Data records

-- start --

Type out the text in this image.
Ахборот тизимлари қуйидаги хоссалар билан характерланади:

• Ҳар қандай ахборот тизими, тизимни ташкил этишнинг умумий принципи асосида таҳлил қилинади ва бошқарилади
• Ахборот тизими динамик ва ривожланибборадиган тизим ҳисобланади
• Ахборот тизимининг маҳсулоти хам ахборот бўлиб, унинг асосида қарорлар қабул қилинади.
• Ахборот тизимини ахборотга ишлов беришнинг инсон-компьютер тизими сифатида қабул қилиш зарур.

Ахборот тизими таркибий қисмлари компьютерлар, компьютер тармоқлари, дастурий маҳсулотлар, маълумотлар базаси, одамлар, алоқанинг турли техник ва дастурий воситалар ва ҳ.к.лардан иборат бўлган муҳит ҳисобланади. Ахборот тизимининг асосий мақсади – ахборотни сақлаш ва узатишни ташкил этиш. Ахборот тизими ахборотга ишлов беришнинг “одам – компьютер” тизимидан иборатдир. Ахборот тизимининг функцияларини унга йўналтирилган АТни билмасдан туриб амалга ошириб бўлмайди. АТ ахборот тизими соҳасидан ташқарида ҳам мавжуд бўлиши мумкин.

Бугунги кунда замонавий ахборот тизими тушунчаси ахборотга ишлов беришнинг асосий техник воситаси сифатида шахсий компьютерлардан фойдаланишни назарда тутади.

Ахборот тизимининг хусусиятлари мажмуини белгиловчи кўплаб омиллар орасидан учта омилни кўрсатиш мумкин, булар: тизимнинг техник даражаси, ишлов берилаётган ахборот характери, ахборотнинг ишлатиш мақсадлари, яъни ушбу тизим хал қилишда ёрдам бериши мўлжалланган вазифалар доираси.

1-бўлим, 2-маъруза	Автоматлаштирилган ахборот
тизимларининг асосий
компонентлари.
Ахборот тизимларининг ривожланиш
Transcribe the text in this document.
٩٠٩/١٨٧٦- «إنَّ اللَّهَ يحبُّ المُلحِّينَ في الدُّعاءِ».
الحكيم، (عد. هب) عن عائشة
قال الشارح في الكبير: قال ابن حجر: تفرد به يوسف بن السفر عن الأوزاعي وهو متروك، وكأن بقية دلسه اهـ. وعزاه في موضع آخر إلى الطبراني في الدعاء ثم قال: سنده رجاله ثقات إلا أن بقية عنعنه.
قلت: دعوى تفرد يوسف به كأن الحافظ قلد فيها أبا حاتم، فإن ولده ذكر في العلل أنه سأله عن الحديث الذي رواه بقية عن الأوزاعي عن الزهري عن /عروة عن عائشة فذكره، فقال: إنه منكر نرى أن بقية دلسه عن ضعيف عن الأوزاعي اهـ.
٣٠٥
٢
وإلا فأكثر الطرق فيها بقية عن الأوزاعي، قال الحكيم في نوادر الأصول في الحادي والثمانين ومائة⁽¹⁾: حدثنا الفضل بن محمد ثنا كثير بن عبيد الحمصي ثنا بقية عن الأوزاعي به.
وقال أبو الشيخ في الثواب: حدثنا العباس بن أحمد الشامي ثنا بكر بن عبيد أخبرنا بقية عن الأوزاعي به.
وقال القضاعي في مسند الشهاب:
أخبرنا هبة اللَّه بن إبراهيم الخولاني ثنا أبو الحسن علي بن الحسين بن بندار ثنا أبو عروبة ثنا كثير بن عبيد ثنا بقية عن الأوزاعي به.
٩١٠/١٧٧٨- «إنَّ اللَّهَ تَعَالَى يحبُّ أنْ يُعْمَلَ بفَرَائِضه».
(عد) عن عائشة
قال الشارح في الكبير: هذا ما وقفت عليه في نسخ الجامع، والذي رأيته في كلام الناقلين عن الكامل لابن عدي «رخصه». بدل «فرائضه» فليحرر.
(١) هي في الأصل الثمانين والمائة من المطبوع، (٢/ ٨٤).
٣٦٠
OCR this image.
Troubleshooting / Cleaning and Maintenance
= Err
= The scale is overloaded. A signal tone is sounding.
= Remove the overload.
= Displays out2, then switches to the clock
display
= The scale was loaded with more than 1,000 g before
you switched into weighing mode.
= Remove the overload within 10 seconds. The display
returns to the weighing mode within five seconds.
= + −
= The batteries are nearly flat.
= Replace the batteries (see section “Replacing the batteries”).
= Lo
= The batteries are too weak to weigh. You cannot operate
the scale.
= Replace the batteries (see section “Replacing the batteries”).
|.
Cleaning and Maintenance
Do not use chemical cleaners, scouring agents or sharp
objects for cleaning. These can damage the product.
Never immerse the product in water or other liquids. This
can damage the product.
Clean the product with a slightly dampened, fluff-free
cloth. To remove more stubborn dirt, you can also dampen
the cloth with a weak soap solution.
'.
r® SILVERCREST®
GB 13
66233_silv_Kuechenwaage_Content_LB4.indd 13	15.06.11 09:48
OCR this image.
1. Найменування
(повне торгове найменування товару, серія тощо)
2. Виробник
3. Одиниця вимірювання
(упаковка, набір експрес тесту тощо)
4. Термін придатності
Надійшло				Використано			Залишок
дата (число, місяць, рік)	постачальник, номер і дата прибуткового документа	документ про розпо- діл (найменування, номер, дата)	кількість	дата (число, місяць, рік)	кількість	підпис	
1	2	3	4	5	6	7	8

-- end --

▶ [The task] Filter the entries and copy out every line with the word "scale".

▶ [Output for this task]
= The scale is overloaded. A signal tone is sounding.
= The scale was loaded with more than 1,000 g before
the scale.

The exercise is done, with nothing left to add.